To be done → Turn the rows from the line containing "annotate this image: name" up to and including the line containing "y-tick-label: 8 <box>111 96 118 108</box>" into a JSON list of strings, one string per line. Leave out blank lines.

(Records from a data source)
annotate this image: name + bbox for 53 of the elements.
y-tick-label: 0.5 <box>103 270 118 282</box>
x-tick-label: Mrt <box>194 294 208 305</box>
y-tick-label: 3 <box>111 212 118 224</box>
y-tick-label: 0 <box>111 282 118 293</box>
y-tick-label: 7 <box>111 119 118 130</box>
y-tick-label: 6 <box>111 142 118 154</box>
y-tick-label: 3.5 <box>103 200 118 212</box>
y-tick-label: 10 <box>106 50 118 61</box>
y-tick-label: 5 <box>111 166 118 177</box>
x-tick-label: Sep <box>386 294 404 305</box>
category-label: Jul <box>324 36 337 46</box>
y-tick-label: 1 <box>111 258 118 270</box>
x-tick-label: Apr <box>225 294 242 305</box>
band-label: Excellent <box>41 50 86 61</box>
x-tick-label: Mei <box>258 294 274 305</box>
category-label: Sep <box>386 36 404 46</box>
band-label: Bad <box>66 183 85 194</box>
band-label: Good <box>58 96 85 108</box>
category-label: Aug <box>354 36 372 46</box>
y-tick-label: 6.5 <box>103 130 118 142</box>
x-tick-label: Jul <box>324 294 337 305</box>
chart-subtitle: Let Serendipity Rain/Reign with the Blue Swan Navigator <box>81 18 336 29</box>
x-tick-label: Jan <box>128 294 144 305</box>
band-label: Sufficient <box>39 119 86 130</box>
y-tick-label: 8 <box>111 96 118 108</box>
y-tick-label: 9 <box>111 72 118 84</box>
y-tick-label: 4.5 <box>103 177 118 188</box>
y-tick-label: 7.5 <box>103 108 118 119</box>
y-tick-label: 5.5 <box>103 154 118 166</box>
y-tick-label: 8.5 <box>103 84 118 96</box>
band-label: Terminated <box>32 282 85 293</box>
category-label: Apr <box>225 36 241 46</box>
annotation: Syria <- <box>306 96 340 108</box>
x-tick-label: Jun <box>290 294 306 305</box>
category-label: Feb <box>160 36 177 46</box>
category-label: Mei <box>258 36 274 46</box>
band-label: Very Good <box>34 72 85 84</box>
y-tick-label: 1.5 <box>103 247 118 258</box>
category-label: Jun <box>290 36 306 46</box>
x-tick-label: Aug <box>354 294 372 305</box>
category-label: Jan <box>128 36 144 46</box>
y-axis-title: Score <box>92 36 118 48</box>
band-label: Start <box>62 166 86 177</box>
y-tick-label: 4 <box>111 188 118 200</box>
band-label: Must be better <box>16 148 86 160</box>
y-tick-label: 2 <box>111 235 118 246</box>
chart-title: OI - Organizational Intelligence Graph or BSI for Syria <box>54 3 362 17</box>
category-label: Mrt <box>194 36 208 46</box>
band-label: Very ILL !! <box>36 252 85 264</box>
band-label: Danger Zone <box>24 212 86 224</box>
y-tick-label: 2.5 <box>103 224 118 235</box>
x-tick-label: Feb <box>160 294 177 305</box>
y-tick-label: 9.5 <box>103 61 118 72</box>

* * *

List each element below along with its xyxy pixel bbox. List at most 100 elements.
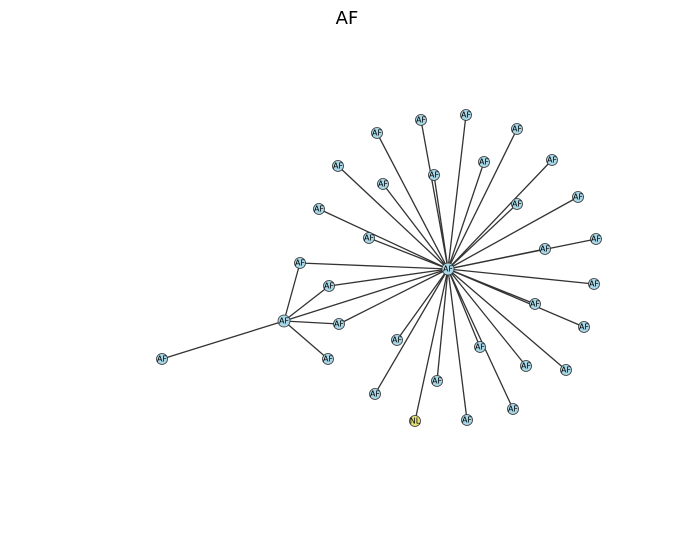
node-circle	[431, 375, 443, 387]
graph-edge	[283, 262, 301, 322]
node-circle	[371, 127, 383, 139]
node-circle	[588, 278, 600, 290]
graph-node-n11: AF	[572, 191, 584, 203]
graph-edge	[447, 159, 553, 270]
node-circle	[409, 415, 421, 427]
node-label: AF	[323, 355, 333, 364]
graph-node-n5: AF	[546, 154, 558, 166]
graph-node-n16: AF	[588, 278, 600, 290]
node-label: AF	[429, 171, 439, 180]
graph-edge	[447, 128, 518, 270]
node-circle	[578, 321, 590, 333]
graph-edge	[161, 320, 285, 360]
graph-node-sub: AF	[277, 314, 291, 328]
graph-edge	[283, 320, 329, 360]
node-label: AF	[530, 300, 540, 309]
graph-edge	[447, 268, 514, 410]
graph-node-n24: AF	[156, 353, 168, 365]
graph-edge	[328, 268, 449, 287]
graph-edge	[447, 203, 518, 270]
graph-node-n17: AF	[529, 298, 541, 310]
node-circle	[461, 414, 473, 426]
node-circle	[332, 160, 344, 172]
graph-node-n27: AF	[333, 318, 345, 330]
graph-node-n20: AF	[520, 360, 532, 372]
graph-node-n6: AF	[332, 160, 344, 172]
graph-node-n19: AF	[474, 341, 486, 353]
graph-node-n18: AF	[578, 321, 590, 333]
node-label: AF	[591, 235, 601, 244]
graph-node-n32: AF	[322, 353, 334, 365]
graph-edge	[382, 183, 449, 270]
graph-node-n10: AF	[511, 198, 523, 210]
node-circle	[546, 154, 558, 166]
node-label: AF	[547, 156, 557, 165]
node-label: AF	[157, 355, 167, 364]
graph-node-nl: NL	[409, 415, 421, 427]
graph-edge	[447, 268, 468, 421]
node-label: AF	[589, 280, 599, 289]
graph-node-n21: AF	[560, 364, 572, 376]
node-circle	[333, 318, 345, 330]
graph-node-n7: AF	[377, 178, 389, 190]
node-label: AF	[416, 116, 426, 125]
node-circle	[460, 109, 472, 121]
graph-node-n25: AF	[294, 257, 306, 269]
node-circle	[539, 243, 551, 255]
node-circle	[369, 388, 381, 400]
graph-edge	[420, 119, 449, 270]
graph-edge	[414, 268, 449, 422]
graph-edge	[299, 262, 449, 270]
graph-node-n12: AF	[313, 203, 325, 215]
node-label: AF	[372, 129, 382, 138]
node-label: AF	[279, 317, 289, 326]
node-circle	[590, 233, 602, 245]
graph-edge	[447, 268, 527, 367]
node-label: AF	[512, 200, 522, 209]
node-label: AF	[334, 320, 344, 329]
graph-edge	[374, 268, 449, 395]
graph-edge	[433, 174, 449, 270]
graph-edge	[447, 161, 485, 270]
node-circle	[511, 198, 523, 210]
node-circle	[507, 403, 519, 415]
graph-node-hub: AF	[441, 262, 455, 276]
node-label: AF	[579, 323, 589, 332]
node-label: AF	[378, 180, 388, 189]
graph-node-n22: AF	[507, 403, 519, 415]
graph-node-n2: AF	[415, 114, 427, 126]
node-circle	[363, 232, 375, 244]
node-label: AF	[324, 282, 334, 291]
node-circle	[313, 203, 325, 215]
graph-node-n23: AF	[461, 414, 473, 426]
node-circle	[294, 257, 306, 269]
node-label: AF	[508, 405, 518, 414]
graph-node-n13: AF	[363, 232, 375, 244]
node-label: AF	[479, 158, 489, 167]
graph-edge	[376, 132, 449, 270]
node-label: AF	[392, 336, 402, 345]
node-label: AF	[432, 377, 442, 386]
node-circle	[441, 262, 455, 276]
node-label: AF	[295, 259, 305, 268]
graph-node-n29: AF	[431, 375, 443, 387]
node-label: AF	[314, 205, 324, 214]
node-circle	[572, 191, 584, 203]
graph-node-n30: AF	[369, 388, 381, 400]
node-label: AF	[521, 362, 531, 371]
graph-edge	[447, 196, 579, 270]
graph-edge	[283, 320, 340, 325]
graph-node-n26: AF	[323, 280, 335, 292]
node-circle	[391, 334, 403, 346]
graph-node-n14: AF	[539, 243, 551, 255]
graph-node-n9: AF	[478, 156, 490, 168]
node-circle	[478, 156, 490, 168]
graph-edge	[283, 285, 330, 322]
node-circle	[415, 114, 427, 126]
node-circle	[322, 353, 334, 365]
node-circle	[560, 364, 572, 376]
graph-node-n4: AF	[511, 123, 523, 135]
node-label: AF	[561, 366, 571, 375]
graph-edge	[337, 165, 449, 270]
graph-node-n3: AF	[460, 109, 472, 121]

Final result →
[
  "annotate this image: name + bbox for 53 of the elements.",
  "y-tick-label: 0.5 <box>103 270 118 282</box>",
  "x-tick-label: Mrt <box>194 294 208 305</box>",
  "y-tick-label: 3 <box>111 212 118 224</box>",
  "y-tick-label: 0 <box>111 282 118 293</box>",
  "y-tick-label: 7 <box>111 119 118 130</box>",
  "y-tick-label: 6 <box>111 142 118 154</box>",
  "y-tick-label: 3.5 <box>103 200 118 212</box>",
  "y-tick-label: 10 <box>106 50 118 61</box>",
  "y-tick-label: 5 <box>111 166 118 177</box>",
  "x-tick-label: Sep <box>386 294 404 305</box>",
  "category-label: Jul <box>324 36 337 46</box>",
  "y-tick-label: 1 <box>111 258 118 270</box>",
  "x-tick-label: Apr <box>225 294 242 305</box>",
  "band-label: Excellent <box>41 50 86 61</box>",
  "x-tick-label: Mei <box>258 294 274 305</box>",
  "category-label: Sep <box>386 36 404 46</box>",
  "band-label: Bad <box>66 183 85 194</box>",
  "band-label: Good <box>58 96 85 108</box>",
  "category-label: Aug <box>354 36 372 46</box>",
  "y-tick-label: 6.5 <box>103 130 118 142</box>",
  "x-tick-label: Jul <box>324 294 337 305</box>",
  "chart-subtitle: Let Serendipity Rain/Reign with the Blue Swan Navigator <box>81 18 336 29</box>",
  "x-tick-label: Jan <box>128 294 144 305</box>",
  "band-label: Sufficient <box>39 119 86 130</box>",
  "y-tick-label: 8 <box>111 96 118 108</box>"
]